◆ Dataset records ◆
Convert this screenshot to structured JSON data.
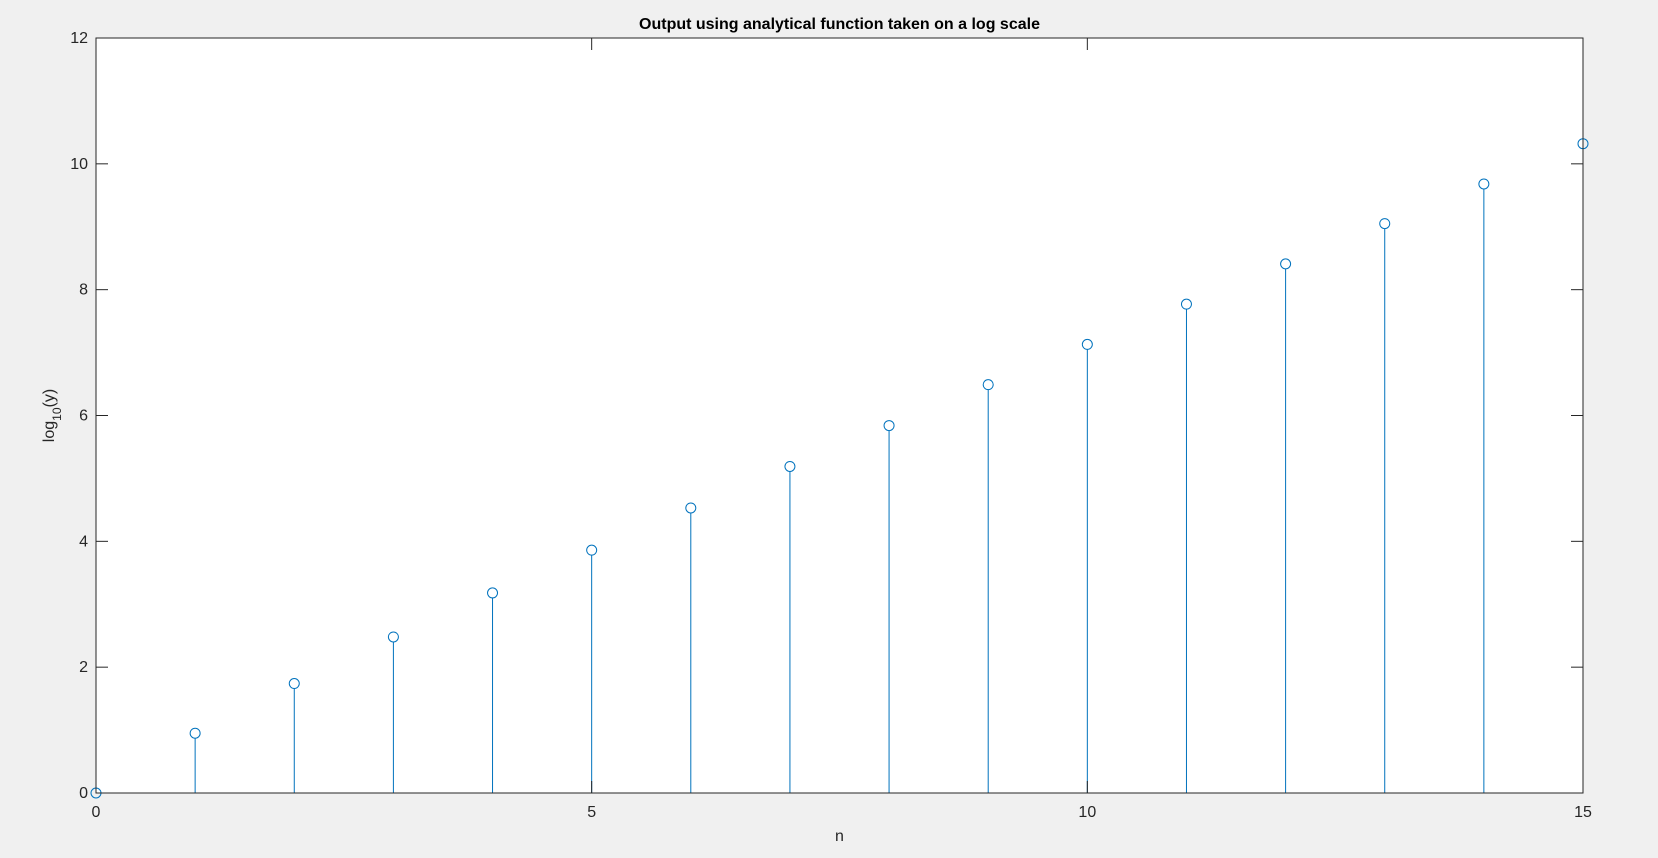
{
  "chart_data": {
    "type": "stem",
    "title": "Output using analytical function taken on a log scale",
    "xlabel": "n",
    "ylabel": {
      "base": "log",
      "sub": "10",
      "rest": "(y)"
    },
    "xlim": [
      0,
      15
    ],
    "ylim": [
      0,
      12
    ],
    "x_ticks": [
      0,
      5,
      10,
      15
    ],
    "y_ticks": [
      0,
      2,
      4,
      6,
      8,
      10,
      12
    ],
    "grid": false,
    "series": [
      {
        "color": "#0072bd",
        "marker": "circle",
        "x": [
          0,
          1,
          2,
          3,
          4,
          5,
          6,
          7,
          8,
          9,
          10,
          11,
          12,
          13,
          14,
          15
        ],
        "y": [
          0,
          0.95,
          1.74,
          2.48,
          3.18,
          3.86,
          4.53,
          5.19,
          5.84,
          6.49,
          7.13,
          7.77,
          8.41,
          9.05,
          9.68,
          10.32
        ]
      }
    ]
  },
  "colors": {
    "figure_background": "#f0f0f0",
    "axes_background": "#ffffff",
    "axis_color": "#262626",
    "stem_color": "#0072bd"
  }
}
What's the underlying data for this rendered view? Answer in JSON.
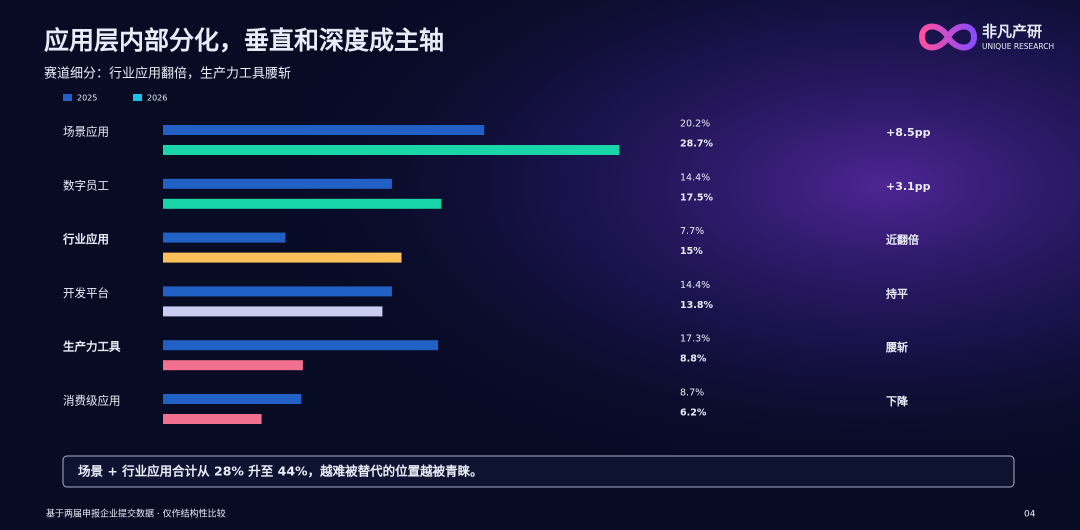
{
  "chart_data": {
    "type": "bar",
    "orientation": "horizontal",
    "title": "应用层内部分化，垂直和深度成主轴",
    "subtitle": "赛道细分：行业应用翻倍，生产力工具腰斩",
    "categories": [
      "场景应用",
      "数字员工",
      "行业应用",
      "开发平台",
      "生产力工具",
      "消费级应用"
    ],
    "series": [
      {
        "name": "2025",
        "color": "#2160c4",
        "values": [
          20.2,
          14.4,
          7.7,
          14.4,
          17.3,
          8.7
        ],
        "value_labels": [
          "20.2%",
          "14.4%",
          "7.7%",
          "14.4%",
          "17.3%",
          "8.7%"
        ]
      },
      {
        "name": "2026",
        "color": "#16c6ea",
        "colors": [
          "#18d6a8",
          "#18d6a8",
          "#fbc05a",
          "#c9cdf0",
          "#f2708f",
          "#f2708f"
        ],
        "values": [
          28.7,
          17.5,
          15,
          13.8,
          8.8,
          6.2
        ],
        "value_labels": [
          "28.7%",
          "17.5%",
          "15%",
          "13.8%",
          "8.8%",
          "6.2%"
        ]
      }
    ],
    "annotations": [
      "+8.5pp",
      "+3.1pp",
      "近翻倍",
      "持平",
      "腰斩",
      "下降"
    ],
    "note": "场景 + 行业应用合计从 28% 升至 44%，越难被替代的位置越被青睐。",
    "footnote": "基于两届申报企业提交数据 · 仅作结构性比较",
    "page_number": "04",
    "brand": {
      "name": "非凡产研",
      "tagline": "UNIQUE RESEARCH"
    }
  }
}
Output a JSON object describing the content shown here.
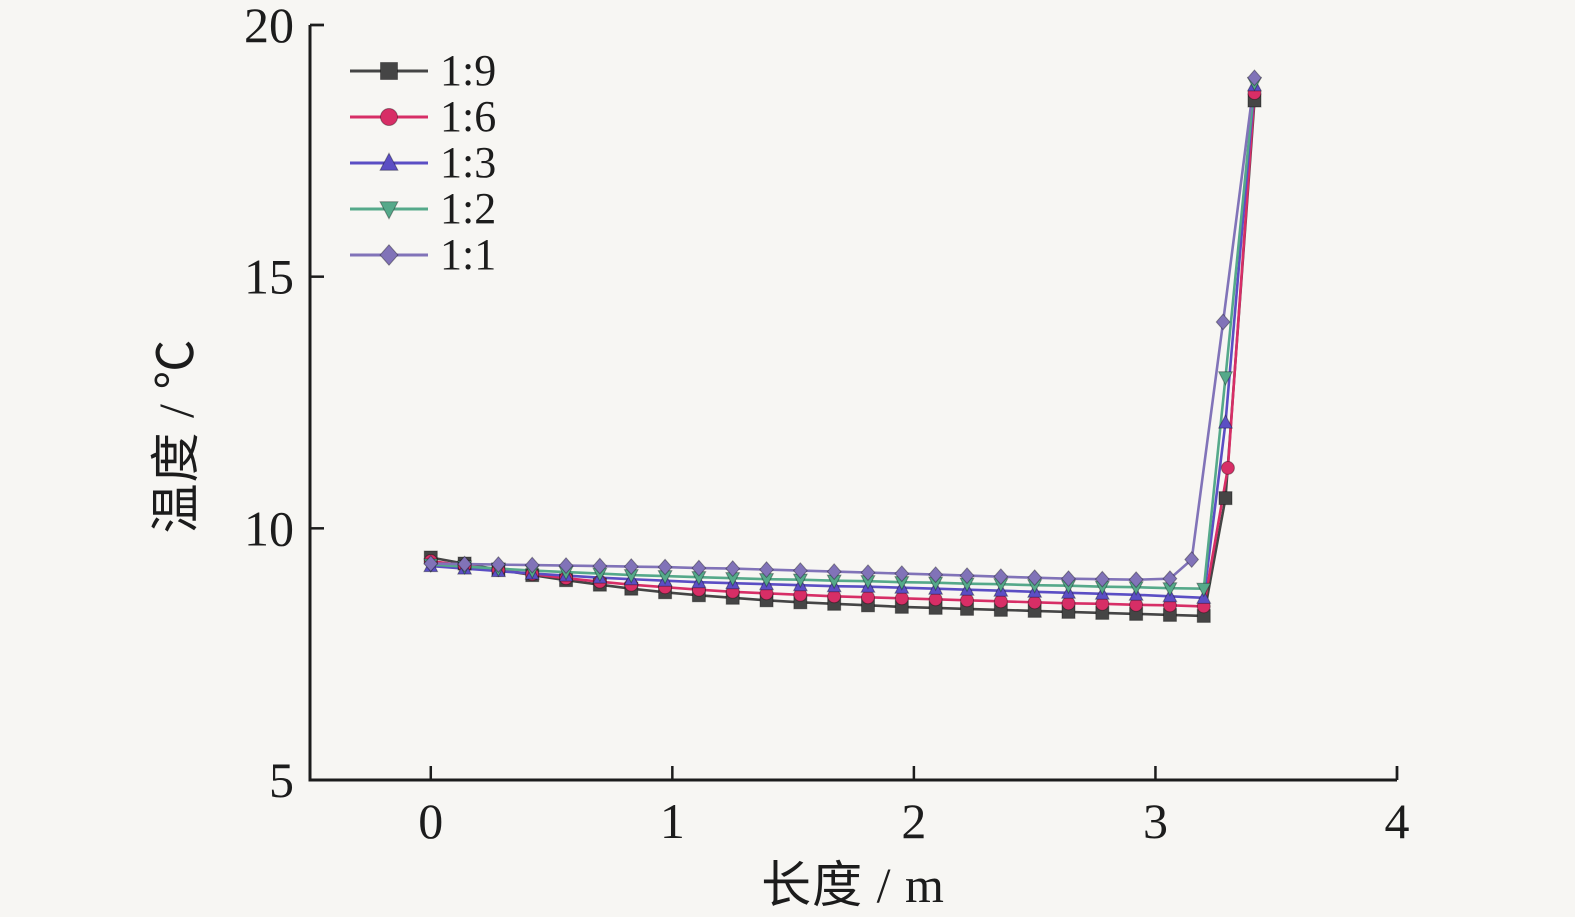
{
  "chart_data": {
    "type": "line",
    "title": "",
    "xlabel": "长度 / m",
    "ylabel": "温度 / ℃",
    "xlim": [
      -0.5,
      4.0
    ],
    "ylim": [
      5,
      20
    ],
    "x_ticks": [
      0,
      1,
      2,
      3,
      4
    ],
    "y_ticks": [
      5,
      10,
      15,
      20
    ],
    "grid": false,
    "legend_position": "top-left-inside",
    "axis_color": "#1c1c1c",
    "background_color": "#f7f6f3",
    "series": [
      {
        "name": "1:9",
        "color": "#454545",
        "marker": "square",
        "x": [
          0,
          0.14,
          0.28,
          0.42,
          0.56,
          0.7,
          0.83,
          0.97,
          1.11,
          1.25,
          1.39,
          1.53,
          1.67,
          1.81,
          1.95,
          2.09,
          2.22,
          2.36,
          2.5,
          2.64,
          2.78,
          2.92,
          3.06,
          3.2,
          3.29,
          3.41
        ],
        "y": [
          9.42,
          9.3,
          9.18,
          9.07,
          8.97,
          8.88,
          8.8,
          8.73,
          8.67,
          8.62,
          8.57,
          8.53,
          8.5,
          8.47,
          8.44,
          8.42,
          8.4,
          8.38,
          8.36,
          8.34,
          8.32,
          8.3,
          8.28,
          8.26,
          10.6,
          18.5
        ]
      },
      {
        "name": "1:6",
        "color": "#d72e66",
        "marker": "circle",
        "x": [
          0,
          0.14,
          0.28,
          0.42,
          0.56,
          0.7,
          0.83,
          0.97,
          1.11,
          1.25,
          1.39,
          1.53,
          1.67,
          1.81,
          1.95,
          2.09,
          2.22,
          2.36,
          2.5,
          2.64,
          2.78,
          2.92,
          3.06,
          3.2,
          3.3,
          3.41
        ],
        "y": [
          9.35,
          9.26,
          9.17,
          9.09,
          9.01,
          8.94,
          8.88,
          8.83,
          8.78,
          8.74,
          8.71,
          8.68,
          8.65,
          8.63,
          8.61,
          8.59,
          8.57,
          8.55,
          8.53,
          8.51,
          8.5,
          8.48,
          8.47,
          8.45,
          11.2,
          18.65
        ]
      },
      {
        "name": "1:3",
        "color": "#5b4ec4",
        "marker": "triangle-up",
        "x": [
          0,
          0.14,
          0.28,
          0.42,
          0.56,
          0.7,
          0.83,
          0.97,
          1.11,
          1.25,
          1.39,
          1.53,
          1.67,
          1.81,
          1.95,
          2.09,
          2.22,
          2.36,
          2.5,
          2.64,
          2.78,
          2.92,
          3.06,
          3.2,
          3.29,
          3.41
        ],
        "y": [
          9.25,
          9.2,
          9.15,
          9.1,
          9.06,
          9.02,
          8.99,
          8.96,
          8.93,
          8.91,
          8.89,
          8.87,
          8.85,
          8.84,
          8.82,
          8.8,
          8.78,
          8.76,
          8.74,
          8.72,
          8.7,
          8.68,
          8.65,
          8.62,
          12.1,
          18.8
        ]
      },
      {
        "name": "1:2",
        "color": "#55a98a",
        "marker": "triangle-down",
        "x": [
          0,
          0.14,
          0.28,
          0.42,
          0.56,
          0.7,
          0.83,
          0.97,
          1.11,
          1.25,
          1.39,
          1.53,
          1.67,
          1.81,
          1.95,
          2.09,
          2.22,
          2.36,
          2.5,
          2.64,
          2.78,
          2.92,
          3.06,
          3.2,
          3.29,
          3.41
        ],
        "y": [
          9.28,
          9.24,
          9.2,
          9.16,
          9.13,
          9.1,
          9.07,
          9.05,
          9.03,
          9.01,
          8.99,
          8.98,
          8.96,
          8.95,
          8.93,
          8.92,
          8.9,
          8.89,
          8.87,
          8.86,
          8.84,
          8.83,
          8.81,
          8.8,
          13.0,
          18.85
        ]
      },
      {
        "name": "1:1",
        "color": "#8173b8",
        "marker": "diamond",
        "x": [
          0,
          0.14,
          0.28,
          0.42,
          0.56,
          0.7,
          0.83,
          0.97,
          1.11,
          1.25,
          1.39,
          1.53,
          1.67,
          1.81,
          1.95,
          2.09,
          2.22,
          2.36,
          2.5,
          2.64,
          2.78,
          2.92,
          3.06,
          3.15,
          3.28,
          3.41
        ],
        "y": [
          9.3,
          9.29,
          9.28,
          9.27,
          9.26,
          9.25,
          9.24,
          9.23,
          9.21,
          9.2,
          9.18,
          9.16,
          9.14,
          9.12,
          9.1,
          9.08,
          9.06,
          9.04,
          9.02,
          9.0,
          8.99,
          8.98,
          9.0,
          9.38,
          14.1,
          18.95
        ]
      }
    ]
  }
}
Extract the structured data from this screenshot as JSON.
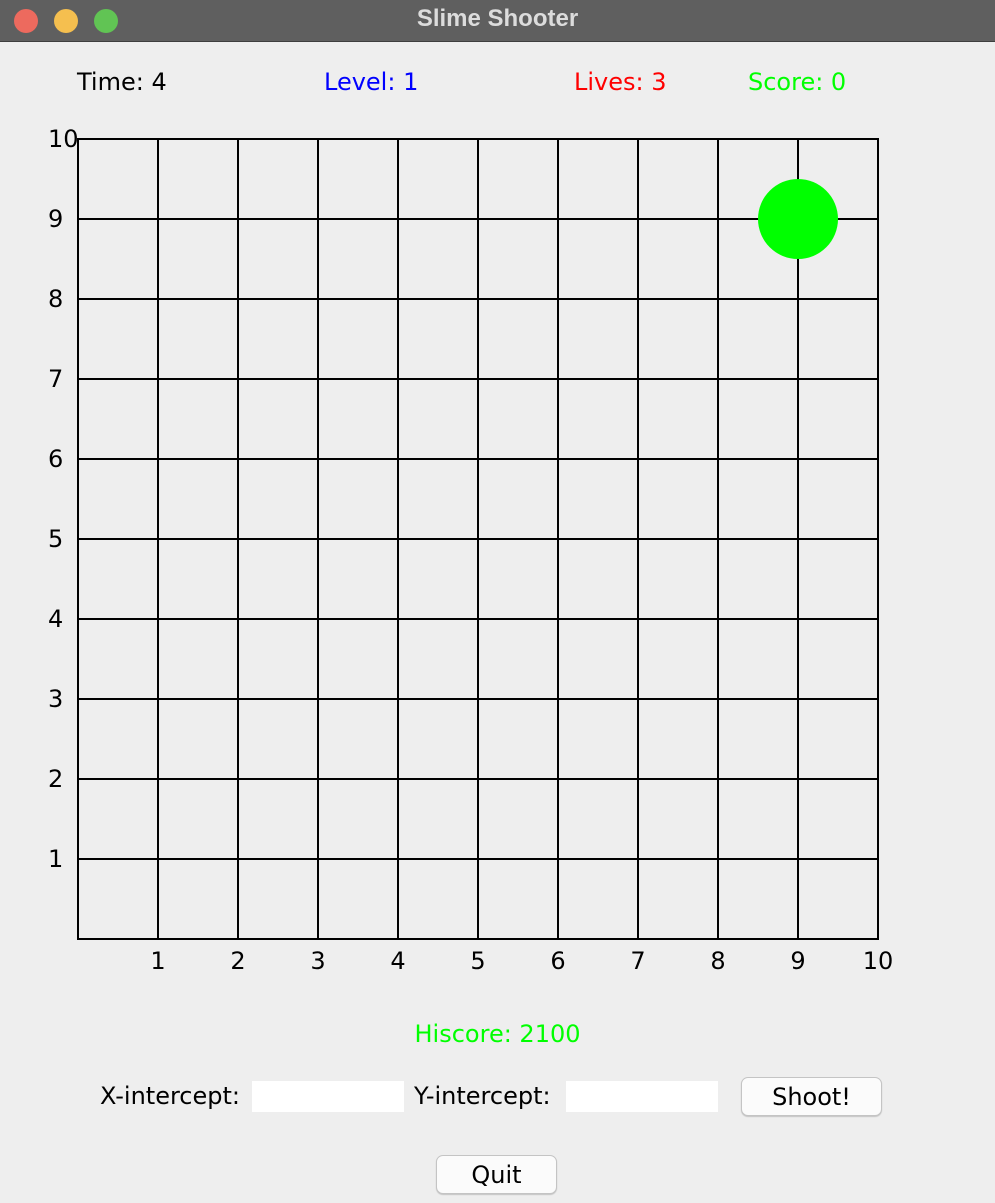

◆ Aim of the task ◆
State the number of lines above that hold the string "screenshot", with nothing added.

◆ Final result ◆
2